[PROBLEM A] In the forum reply shown below, what example is given of a painful life experience that a counselor can help people get through?
[PROBLEM B] What does the writer of the forum reply shown below deny thinking or meaning? List each point.

[TEXT SHOWN]
=======

No, no, I'm sorry if I gave the impression I thought that. I don't think you're a weirdo or a highly disturbed person at all. But I do think you've been deeply hurt by the inexplicable actions of your colleague and former friend.
There's nothing at all wrong with feeling distressed and sorrowful when we've suffered a great betrayal and disappointment. From reading your other threads as well as this one, I can see how painful the whole thing has been for you.
I just know how helpful it was to me to talk to a counselor when a serious betrayal and life disappointment left me reeling with sorrow.
It's really normal for people here to suggest counseling when someone is hurting. Not because we think the other person is mentally ill, but because we know from our own experiences that a counselor can help us get through really painful life experiences. For instance, a bad breakup.
People often benefit from therapy when they've experienced a difficult break-up. In my opinion, the break up of a friendship and not being able to see the children involved is every bit as painful as any other kind of break up, sometimes more so.
Please keep posting here, venting if you have to. I'm sorry that what I said came out sounding critical of you. That's not what I meant at all. You sound like a loving person to me, one who has had her heart broken.

=======

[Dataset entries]
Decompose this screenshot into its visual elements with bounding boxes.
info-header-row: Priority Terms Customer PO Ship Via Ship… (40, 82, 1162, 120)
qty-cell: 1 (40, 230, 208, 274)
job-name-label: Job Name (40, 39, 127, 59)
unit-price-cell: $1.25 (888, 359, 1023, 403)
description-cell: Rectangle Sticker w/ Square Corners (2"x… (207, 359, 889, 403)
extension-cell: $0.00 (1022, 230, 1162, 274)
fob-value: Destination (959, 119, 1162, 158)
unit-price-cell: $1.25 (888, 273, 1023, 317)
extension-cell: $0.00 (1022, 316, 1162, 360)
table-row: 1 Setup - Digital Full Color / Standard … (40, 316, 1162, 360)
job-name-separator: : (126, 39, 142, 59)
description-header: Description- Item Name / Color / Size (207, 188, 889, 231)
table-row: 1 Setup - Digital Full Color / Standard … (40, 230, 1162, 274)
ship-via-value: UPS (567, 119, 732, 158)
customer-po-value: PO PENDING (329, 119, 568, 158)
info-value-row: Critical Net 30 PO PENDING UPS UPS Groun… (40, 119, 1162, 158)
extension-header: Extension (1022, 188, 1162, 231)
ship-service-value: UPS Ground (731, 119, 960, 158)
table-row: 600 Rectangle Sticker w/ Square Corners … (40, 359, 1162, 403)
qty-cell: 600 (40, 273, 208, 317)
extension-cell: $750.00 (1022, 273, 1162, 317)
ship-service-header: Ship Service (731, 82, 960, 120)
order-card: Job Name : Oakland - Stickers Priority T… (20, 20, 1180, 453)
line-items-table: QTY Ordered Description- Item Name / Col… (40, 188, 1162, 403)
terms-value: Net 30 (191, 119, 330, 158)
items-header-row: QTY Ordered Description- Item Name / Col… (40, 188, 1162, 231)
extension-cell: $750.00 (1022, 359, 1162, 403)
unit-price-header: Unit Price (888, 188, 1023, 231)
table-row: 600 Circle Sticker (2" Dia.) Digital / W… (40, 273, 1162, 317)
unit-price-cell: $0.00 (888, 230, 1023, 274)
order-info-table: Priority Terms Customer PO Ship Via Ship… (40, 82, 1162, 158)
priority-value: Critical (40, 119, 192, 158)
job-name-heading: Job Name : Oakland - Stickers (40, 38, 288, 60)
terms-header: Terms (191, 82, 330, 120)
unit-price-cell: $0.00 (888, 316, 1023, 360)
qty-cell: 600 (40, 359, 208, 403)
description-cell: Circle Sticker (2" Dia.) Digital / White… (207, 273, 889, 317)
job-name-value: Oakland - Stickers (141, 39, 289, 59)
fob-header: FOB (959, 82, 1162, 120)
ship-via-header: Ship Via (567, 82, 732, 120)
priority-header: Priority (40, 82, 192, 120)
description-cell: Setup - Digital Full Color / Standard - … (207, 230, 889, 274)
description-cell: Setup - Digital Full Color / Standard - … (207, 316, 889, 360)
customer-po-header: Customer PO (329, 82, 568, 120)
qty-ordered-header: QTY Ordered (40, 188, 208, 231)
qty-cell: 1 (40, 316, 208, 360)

=======

[RESPONSE BOX A] A bad breakup.

[RESPONSE BOX B]
- That the reader is a weirdo
- That the reader is a highly disturbed person
- That people who suggest counseling think the other person is mentally ill
- That the earlier remark was meant to be critical of the reader